Description of the task:
Print all of the entries exactly, minus the pictures.

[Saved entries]
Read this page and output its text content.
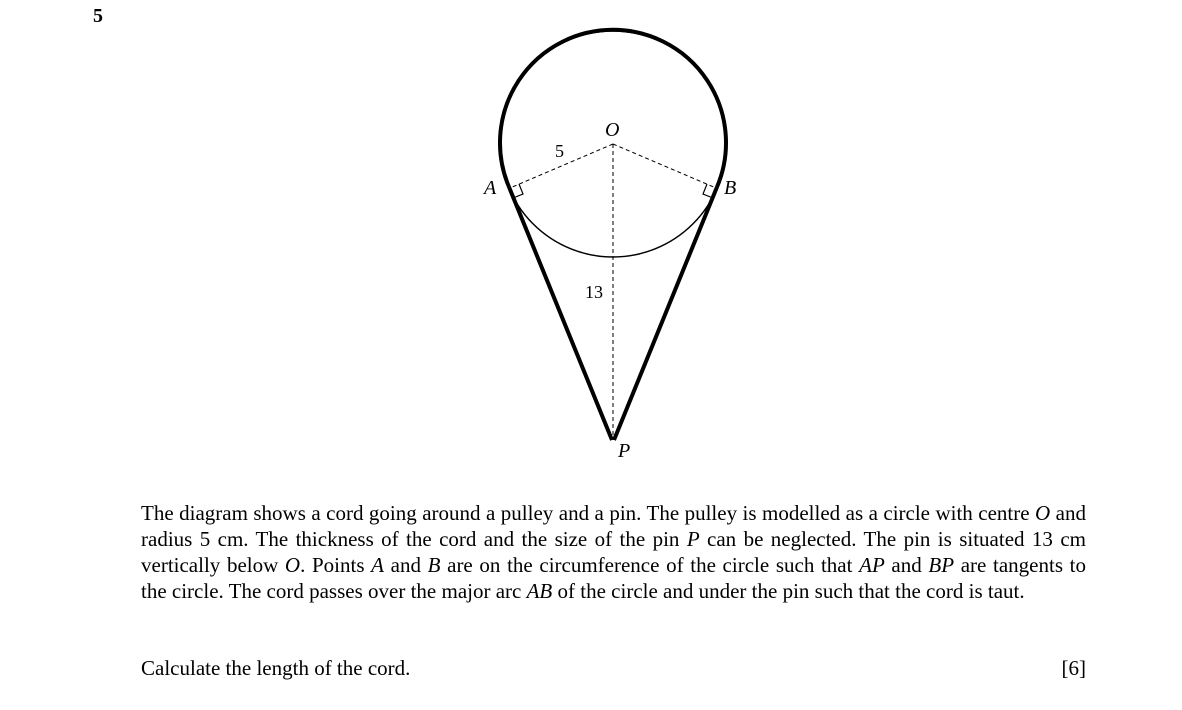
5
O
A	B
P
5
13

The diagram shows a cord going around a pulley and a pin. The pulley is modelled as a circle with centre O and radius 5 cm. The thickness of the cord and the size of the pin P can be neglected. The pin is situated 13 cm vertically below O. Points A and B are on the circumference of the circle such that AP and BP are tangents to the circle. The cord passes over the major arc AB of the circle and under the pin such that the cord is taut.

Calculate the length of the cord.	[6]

The response:
Read this page and output its text content.
5
O
A	B
P
5
13

The diagram shows a cord going around a pulley and a pin. The pulley is modelled as a circle with centre O and radius 5 cm. The thickness of the cord and the size of the pin P can be neglected. The pin is situated 13 cm vertically below O. Points A and B are on the circumference of the circle such that AP and BP are tangents to the circle. The cord passes over the major arc AB of the circle and under the pin such that the cord is taut.

Calculate the length of the cord.	[6]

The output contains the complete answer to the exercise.